[Stored items]
-------
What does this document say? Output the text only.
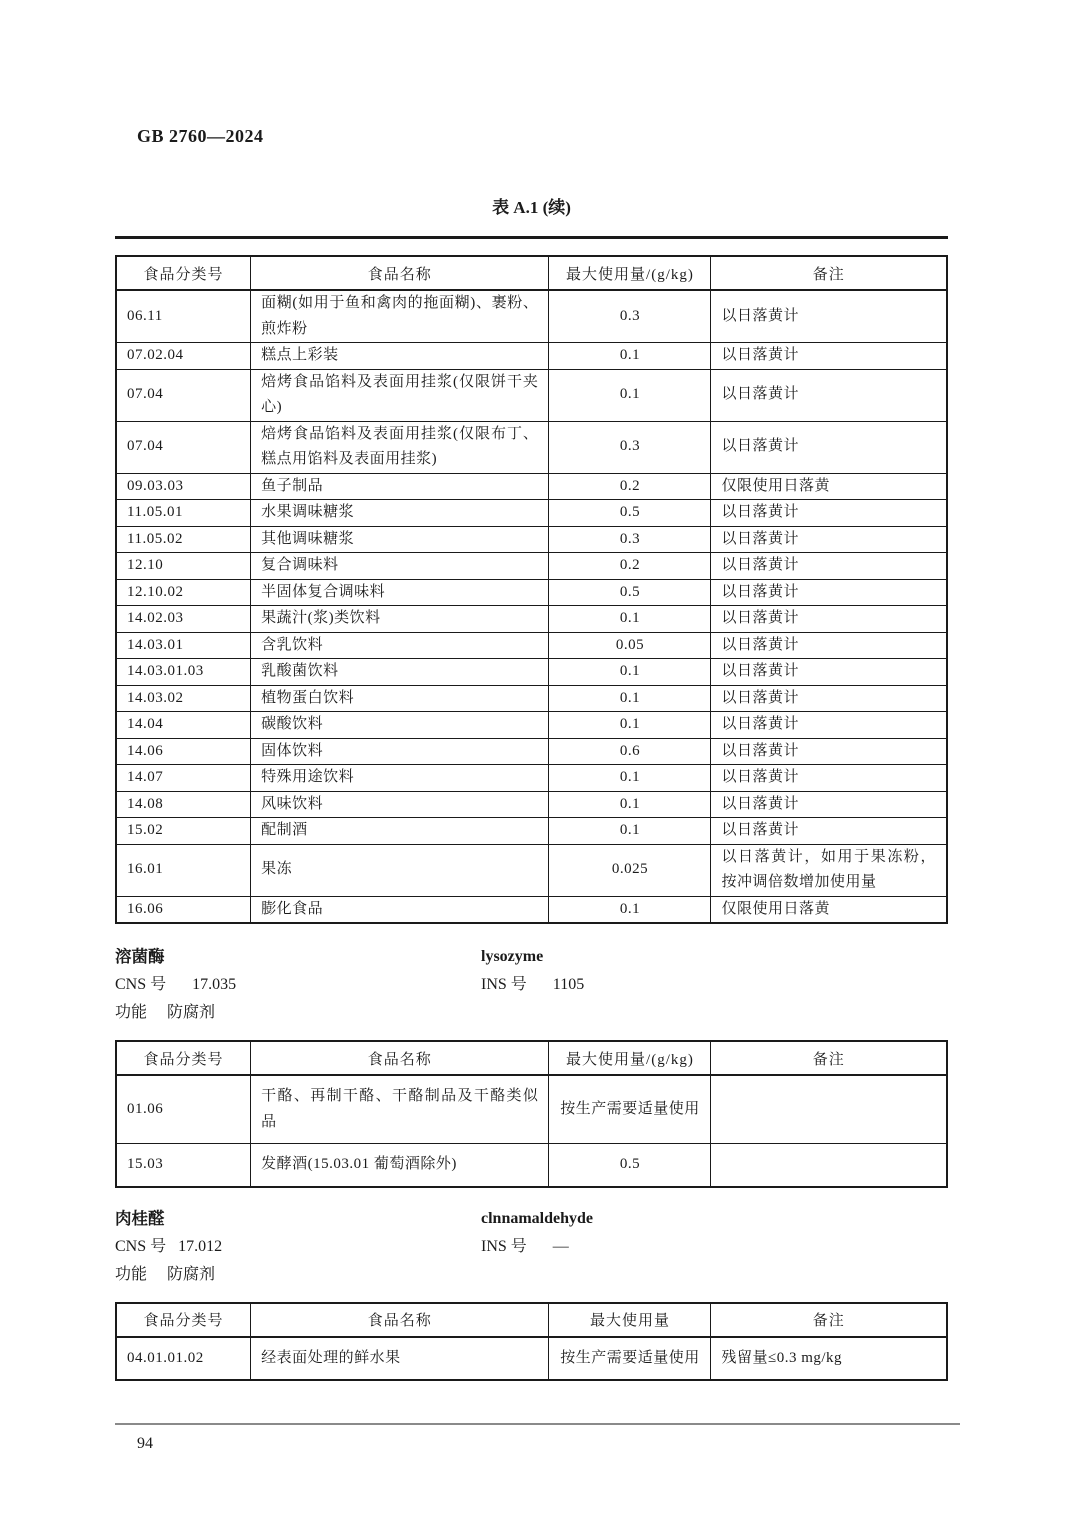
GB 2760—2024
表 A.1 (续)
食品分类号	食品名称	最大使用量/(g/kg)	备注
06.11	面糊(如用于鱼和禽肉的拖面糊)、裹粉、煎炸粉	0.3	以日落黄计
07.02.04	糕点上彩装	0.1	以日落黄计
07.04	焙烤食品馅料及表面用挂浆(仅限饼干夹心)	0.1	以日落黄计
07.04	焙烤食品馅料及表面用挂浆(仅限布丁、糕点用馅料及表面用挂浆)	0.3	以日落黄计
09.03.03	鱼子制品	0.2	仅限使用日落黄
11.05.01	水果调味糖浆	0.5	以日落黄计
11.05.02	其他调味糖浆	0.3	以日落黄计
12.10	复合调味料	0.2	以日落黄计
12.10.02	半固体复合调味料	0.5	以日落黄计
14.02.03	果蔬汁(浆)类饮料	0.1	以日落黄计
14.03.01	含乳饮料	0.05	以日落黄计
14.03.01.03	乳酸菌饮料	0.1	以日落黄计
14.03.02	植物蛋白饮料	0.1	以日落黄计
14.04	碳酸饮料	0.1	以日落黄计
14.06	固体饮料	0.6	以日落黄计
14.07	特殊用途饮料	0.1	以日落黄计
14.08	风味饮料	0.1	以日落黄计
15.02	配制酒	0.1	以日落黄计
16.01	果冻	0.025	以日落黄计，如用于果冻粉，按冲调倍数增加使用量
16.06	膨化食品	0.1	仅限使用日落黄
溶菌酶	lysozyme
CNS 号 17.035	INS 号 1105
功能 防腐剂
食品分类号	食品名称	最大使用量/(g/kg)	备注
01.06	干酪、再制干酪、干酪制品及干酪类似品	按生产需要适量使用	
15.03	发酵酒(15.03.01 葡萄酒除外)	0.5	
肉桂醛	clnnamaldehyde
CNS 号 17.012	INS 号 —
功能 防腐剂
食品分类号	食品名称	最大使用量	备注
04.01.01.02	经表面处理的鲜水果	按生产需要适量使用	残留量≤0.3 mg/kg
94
-------
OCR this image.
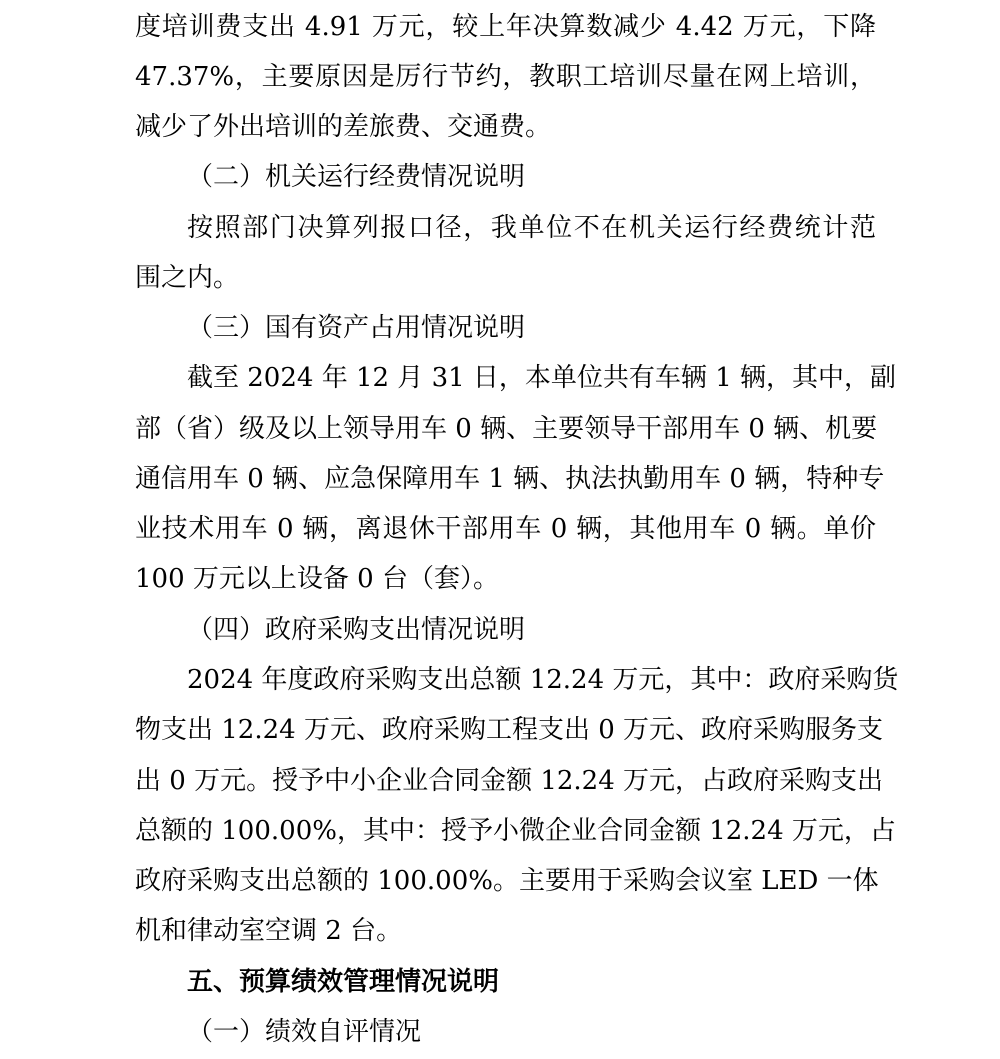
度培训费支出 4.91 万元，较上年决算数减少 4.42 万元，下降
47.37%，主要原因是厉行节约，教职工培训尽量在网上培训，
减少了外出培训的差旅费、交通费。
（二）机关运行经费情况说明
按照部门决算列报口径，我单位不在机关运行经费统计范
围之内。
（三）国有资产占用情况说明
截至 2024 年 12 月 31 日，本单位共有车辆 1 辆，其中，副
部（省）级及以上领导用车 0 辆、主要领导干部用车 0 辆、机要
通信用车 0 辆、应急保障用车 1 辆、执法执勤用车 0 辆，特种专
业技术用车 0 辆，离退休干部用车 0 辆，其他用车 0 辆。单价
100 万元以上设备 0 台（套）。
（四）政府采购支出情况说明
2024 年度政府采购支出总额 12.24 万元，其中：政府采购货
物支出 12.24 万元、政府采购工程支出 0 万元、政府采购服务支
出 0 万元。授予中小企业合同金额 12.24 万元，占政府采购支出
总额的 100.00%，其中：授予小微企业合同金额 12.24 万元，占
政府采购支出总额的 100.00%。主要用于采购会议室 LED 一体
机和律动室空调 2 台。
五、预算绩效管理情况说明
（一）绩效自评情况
-------
STATED GOAL. Each line in the listing above that contains "this" should be copied.

ANSWER TO THE EXERCISE.
What does this document say? Output the text only.
OCR this image.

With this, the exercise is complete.